▸ Set task
Say how many lines in the data below contain the word "Channel", and give no other text.

(Dataset items)
........
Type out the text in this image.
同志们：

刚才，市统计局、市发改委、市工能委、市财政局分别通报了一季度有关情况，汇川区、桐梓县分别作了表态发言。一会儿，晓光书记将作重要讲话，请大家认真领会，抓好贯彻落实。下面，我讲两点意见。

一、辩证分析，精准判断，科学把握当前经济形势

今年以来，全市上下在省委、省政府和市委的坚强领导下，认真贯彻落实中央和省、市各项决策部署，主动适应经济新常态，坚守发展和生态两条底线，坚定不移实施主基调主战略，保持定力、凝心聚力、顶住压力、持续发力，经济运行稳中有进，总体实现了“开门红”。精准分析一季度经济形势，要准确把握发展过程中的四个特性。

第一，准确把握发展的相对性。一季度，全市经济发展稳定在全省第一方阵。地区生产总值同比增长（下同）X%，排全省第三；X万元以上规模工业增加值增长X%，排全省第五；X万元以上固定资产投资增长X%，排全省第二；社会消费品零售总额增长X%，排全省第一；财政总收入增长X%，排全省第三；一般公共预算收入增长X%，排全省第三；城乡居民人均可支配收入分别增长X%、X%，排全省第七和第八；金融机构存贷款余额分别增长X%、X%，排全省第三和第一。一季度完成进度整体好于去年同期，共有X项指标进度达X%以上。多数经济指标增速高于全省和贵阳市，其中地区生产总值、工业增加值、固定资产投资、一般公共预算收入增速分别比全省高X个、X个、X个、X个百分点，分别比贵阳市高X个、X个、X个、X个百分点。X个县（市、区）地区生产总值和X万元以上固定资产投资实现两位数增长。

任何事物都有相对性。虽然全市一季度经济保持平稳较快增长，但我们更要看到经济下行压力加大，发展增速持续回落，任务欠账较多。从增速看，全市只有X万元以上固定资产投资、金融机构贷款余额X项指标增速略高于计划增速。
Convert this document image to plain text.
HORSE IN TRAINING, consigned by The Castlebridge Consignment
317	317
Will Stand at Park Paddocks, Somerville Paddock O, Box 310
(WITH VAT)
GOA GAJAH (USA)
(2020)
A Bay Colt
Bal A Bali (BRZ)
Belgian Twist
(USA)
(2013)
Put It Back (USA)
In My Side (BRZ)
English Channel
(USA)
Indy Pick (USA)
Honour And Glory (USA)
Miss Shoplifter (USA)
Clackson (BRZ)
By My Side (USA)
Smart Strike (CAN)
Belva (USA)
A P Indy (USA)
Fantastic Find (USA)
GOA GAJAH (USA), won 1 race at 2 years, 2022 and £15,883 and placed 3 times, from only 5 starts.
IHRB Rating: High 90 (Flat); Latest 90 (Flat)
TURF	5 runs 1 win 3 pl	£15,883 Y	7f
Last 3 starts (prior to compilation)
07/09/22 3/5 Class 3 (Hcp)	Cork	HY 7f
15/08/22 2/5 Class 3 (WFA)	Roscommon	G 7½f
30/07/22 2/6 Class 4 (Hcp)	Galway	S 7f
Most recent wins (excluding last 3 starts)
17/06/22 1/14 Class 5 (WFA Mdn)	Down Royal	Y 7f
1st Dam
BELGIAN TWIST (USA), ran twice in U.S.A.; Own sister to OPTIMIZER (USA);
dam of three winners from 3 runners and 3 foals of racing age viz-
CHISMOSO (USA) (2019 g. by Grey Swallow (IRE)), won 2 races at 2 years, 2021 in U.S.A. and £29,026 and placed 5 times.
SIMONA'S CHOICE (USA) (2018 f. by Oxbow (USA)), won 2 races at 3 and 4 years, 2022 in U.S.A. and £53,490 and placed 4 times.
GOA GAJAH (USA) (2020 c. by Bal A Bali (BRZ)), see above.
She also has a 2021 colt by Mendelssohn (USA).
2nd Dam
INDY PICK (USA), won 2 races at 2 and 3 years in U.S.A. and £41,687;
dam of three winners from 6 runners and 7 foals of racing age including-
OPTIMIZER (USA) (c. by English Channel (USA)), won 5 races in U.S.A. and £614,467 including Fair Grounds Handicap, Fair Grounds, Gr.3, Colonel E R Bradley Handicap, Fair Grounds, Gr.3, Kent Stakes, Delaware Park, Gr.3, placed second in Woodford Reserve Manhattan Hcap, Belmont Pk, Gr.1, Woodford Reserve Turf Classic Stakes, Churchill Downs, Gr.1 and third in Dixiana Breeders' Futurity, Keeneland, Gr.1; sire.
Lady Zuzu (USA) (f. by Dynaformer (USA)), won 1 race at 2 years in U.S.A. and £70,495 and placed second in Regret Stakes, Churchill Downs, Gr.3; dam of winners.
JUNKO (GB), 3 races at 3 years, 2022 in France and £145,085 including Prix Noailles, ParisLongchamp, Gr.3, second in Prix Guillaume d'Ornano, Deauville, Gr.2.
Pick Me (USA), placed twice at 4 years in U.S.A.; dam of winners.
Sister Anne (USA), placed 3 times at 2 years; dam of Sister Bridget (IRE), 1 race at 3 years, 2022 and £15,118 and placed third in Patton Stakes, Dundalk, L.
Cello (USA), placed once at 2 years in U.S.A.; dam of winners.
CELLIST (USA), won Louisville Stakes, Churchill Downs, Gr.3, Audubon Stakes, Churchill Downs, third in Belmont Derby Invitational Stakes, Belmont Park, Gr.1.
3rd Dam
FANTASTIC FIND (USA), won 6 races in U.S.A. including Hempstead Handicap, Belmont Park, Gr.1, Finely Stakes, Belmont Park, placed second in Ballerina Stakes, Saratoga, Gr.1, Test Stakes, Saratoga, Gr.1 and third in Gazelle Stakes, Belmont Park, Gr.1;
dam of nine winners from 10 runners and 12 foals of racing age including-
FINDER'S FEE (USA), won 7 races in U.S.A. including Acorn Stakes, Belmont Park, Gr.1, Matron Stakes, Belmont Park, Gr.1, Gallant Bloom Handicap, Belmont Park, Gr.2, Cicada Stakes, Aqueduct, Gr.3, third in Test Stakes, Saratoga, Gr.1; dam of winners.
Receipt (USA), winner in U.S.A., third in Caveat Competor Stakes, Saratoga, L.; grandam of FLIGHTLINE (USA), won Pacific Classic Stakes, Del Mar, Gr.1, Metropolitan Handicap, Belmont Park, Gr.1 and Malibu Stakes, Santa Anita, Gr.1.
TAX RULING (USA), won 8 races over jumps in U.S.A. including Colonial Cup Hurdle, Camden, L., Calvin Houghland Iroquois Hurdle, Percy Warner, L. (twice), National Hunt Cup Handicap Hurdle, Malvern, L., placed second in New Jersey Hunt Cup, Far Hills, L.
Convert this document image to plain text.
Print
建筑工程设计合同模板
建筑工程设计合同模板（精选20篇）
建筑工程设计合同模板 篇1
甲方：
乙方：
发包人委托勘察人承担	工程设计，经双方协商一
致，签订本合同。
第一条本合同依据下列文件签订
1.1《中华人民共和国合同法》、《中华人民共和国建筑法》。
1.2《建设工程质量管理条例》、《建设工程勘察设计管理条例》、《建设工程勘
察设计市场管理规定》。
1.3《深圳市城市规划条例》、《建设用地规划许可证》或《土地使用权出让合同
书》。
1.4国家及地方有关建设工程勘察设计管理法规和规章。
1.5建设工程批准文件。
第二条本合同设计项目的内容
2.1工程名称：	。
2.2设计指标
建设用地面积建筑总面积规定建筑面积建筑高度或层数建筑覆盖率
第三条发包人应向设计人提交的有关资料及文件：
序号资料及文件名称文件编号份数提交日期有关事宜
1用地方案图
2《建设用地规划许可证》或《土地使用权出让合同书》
........
▸ Exercise answer
2